■ **GIVEN INSTRUCTION**
Copy each line below exactly and leave the pictures out.

----

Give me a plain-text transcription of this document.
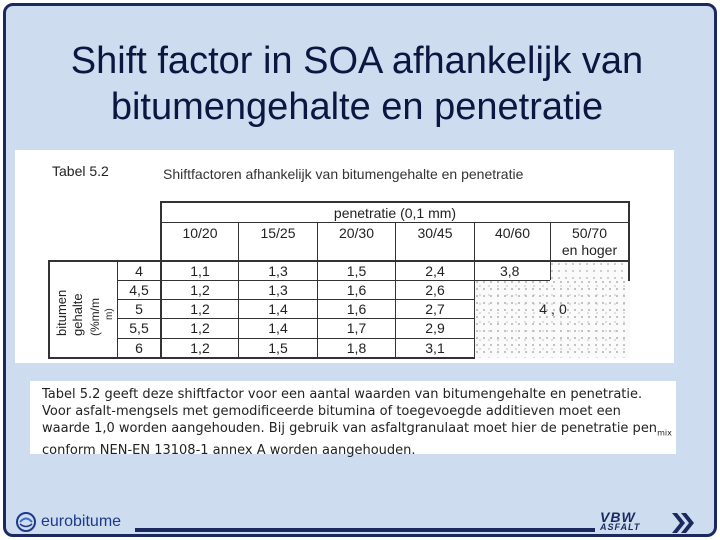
Shift factor in SOA afhankelijk van
bitumengehalte en penetratie
Tabel 5.2	Shiftfactoren afhankelijk van bitumengehalte en penetratie
penetratie (0,1 mm)
10/20	15/25	20/30	30/45	40/60	50/70
en hoger
bitumen gehalte (%m/m m)
4	1,1	1,3	1,5	2,4	3,8
4,5	1,2	1,3	1,6	2,6
5	1,2	1,4	1,6	2,7
5,5	1,2	1,4	1,7	2,9
6	1,2	1,5	1,8	3,1
4,0
Tabel 5.2 geeft deze shiftfactor voor een aantal waarden van bitumengehalte en penetratie. Voor asfalt-mengsels met gemodificeerde bitumina of toegevoegde additieven moet een waarde 1,0 worden aangehouden. Bij gebruik van asfaltgranulaat moet hier de penetratie pen$_{mix}$ conform NEN-EN 13108-1 annex A worden aangehouden.
eurobitume	VBW
ASFALT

----

■ **WRITTEN SOLUTION**
Give me a plain-text transcription of this document.
Shift factor in SOA afhankelijk van
bitumengehalte en penetratie
Tabel 5.2	Shiftfactoren afhankelijk van bitumengehalte en penetratie
penetratie (0,1 mm)
10/20	15/25	20/30	30/45	40/60	50/70
en hoger
bitumen gehalte (%m/m m)
4	1,1	1,3	1,5	2,4	3,8
4,5	1,2	1,3	1,6	2,6
5	1,2	1,4	1,6	2,7
5,5	1,2	1,4	1,7	2,9
6	1,2	1,5	1,8	3,1
4,0
Tabel 5.2 geeft deze shiftfactor voor een aantal waarden van bitumengehalte en penetratie. Voor asfalt-mengsels met gemodificeerde bitumina of toegevoegde additieven moet een waarde 1,0 worden aangehouden. Bij gebruik van asfaltgranulaat moet hier de penetratie pen$_{mix}$ conform NEN-EN 13108-1 annex A worden aangehouden.
eurobitume	VBW
ASFALT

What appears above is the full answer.